#### [STATED EXERCISE]
Reproduce each line of the material exactly, minus any picture.

## BEGIN ENTRIES

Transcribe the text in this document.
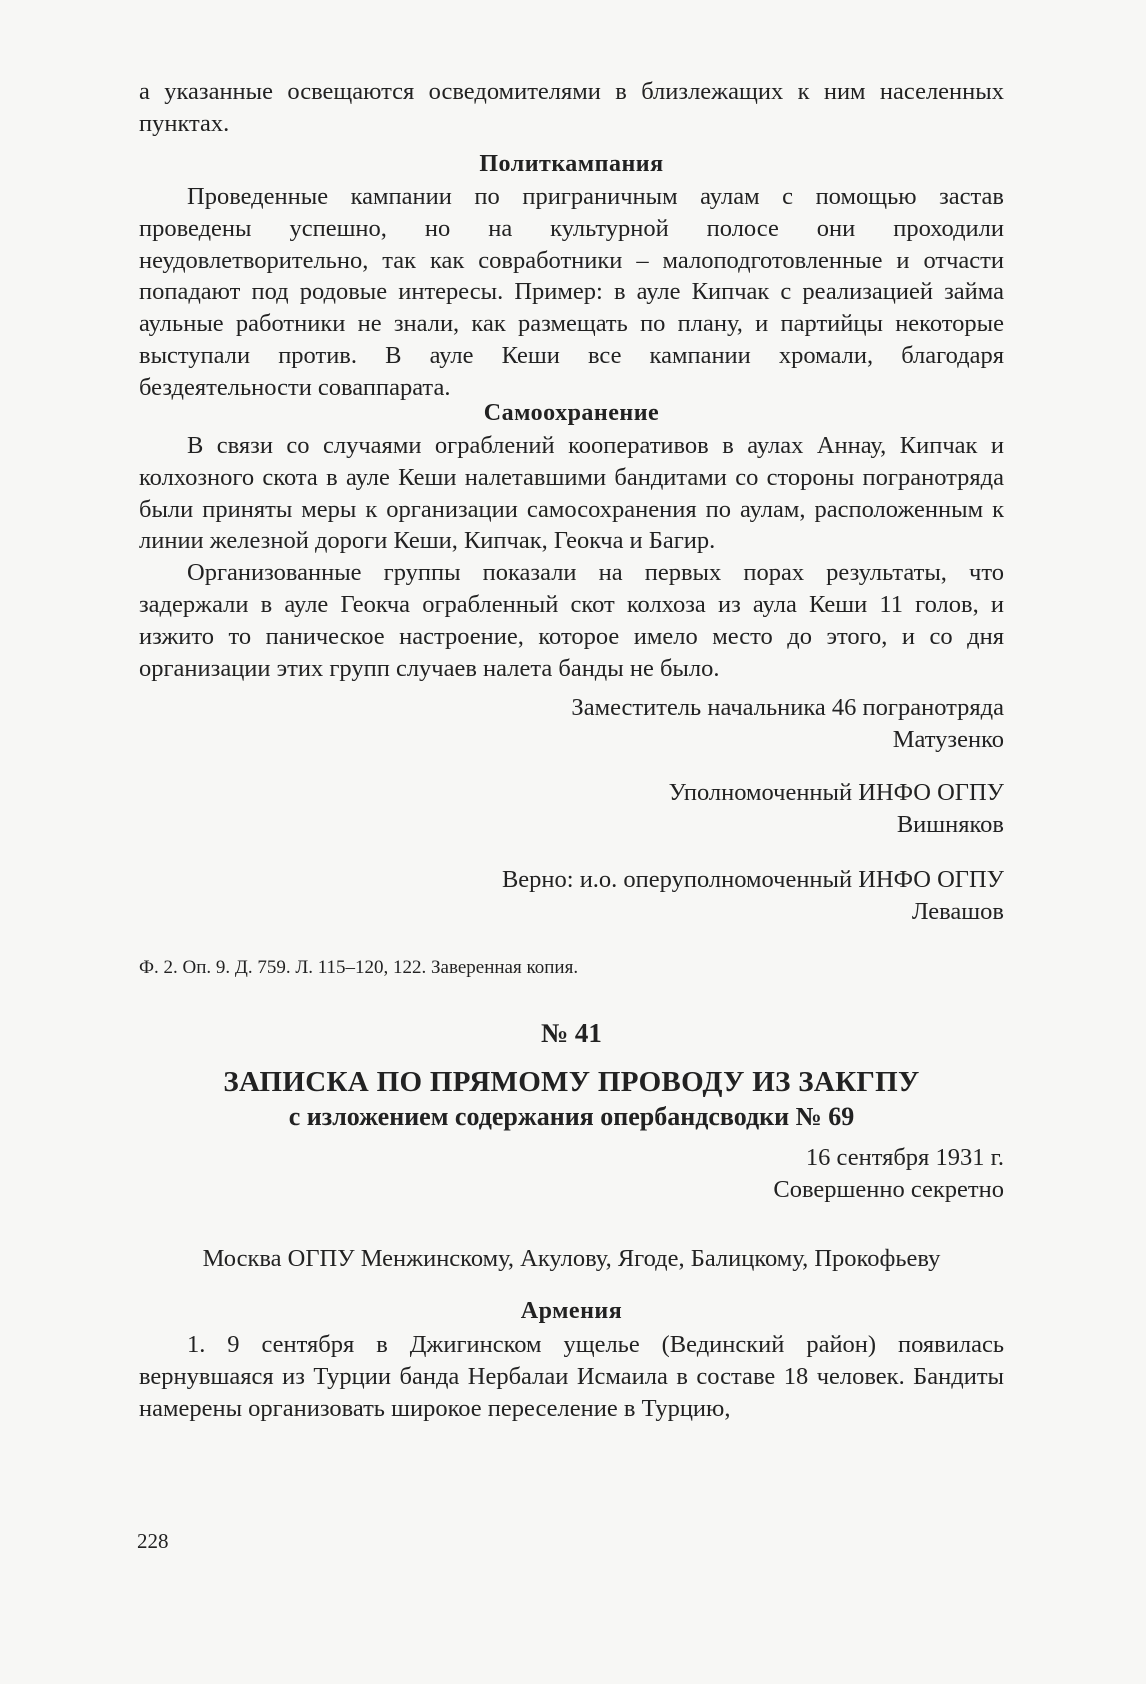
а указанные освещаются осведомителями в близлежащих к ним населенных пунктах.

Политкампания

Проведенные кампании по приграничным аулам с помощью застав проведены успешно, но на культурной полосе они проходили неудовлетворительно, так как совработники – малоподготовленные и отчасти попадают под родовые интересы. Пример: в ауле Кипчак с реализацией займа аульные работники не знали, как размещать по плану, и партийцы некоторые выступали против. В ауле Кеши все кампании хромали, благодаря бездеятельности соваппарата.

Самоохранение

В связи со случаями ограблений кооперативов в аулах Аннау, Кипчак и колхозного скота в ауле Кеши налетавшими бандитами со стороны погранотряда были приняты меры к организации самосохранения по аулам, расположенным к линии железной дороги Кеши, Кипчак, Геокча и Багир.

Организованные группы показали на первых порах результаты, что задержали в ауле Геокча ограбленный скот колхоза из аула Кеши 11 голов, и изжито то паническое настроение, которое имело место до этого, и со дня организации этих групп случаев налета банды не было.

Заместитель начальника 46 погранотряда

Матузенко

Уполномоченный ИНФО ОГПУ

Вишняков

Верно: и.о. оперуполномоченный ИНФО ОГПУ

Левашов

Ф. 2. Оп. 9. Д. 759. Л. 115–120, 122. Заверенная копия.
№ 41
ЗАПИСКА ПО ПРЯМОМУ ПРОВОДУ ИЗ ЗАКГПУ
с изложением содержания опербандсводки № 69

16 сентября 1931 г.

Совершенно секретно

Москва ОГПУ Менжинскому, Акулову, Ягоде, Балицкому, Прокофьеву

Армения

1. 9 сентября в Джигинском ущелье (Вединский район) появилась вернувшаяся из Турции банда Нербалаи Исмаила в составе 18 человек. Бандиты намерены организовать широкое переселение в Турцию,

228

## END ENTRIES

#### [EXERCISE SOLUTION]
Transcribe the text in this document.
а указанные освещаются осведомителями в близлежащих к ним населенных пунктах.

Политкампания

Проведенные кампании по приграничным аулам с помощью застав проведены успешно, но на культурной полосе они проходили неудовлетворительно, так как совработники – малоподготовленные и отчасти попадают под родовые интересы. Пример: в ауле Кипчак с реализацией займа аульные работники не знали, как размещать по плану, и партийцы некоторые выступали против. В ауле Кеши все кампании хромали, благодаря бездеятельности соваппарата.

Самоохранение

В связи со случаями ограблений кооперативов в аулах Аннау, Кипчак и колхозного скота в ауле Кеши налетавшими бандитами со стороны погранотряда были приняты меры к организации самосохранения по аулам, расположенным к линии железной дороги Кеши, Кипчак, Геокча и Багир.

Организованные группы показали на первых порах результаты, что задержали в ауле Геокча ограбленный скот колхоза из аула Кеши 11 голов, и изжито то паническое настроение, которое имело место до этого, и со дня организации этих групп случаев налета банды не было.

Заместитель начальника 46 погранотряда

Матузенко

Уполномоченный ИНФО ОГПУ

Вишняков

Верно: и.о. оперуполномоченный ИНФО ОГПУ

Левашов

Ф. 2. Оп. 9. Д. 759. Л. 115–120, 122. Заверенная копия.
№ 41
ЗАПИСКА ПО ПРЯМОМУ ПРОВОДУ ИЗ ЗАКГПУ
с изложением содержания опербандсводки № 69

16 сентября 1931 г.

Совершенно секретно

Москва ОГПУ Менжинскому, Акулову, Ягоде, Балицкому, Прокофьеву

Армения

1. 9 сентября в Джигинском ущелье (Вединский район) появилась вернувшаяся из Турции банда Нербалаи Исмаила в составе 18 человек. Бандиты намерены организовать широкое переселение в Турцию,

228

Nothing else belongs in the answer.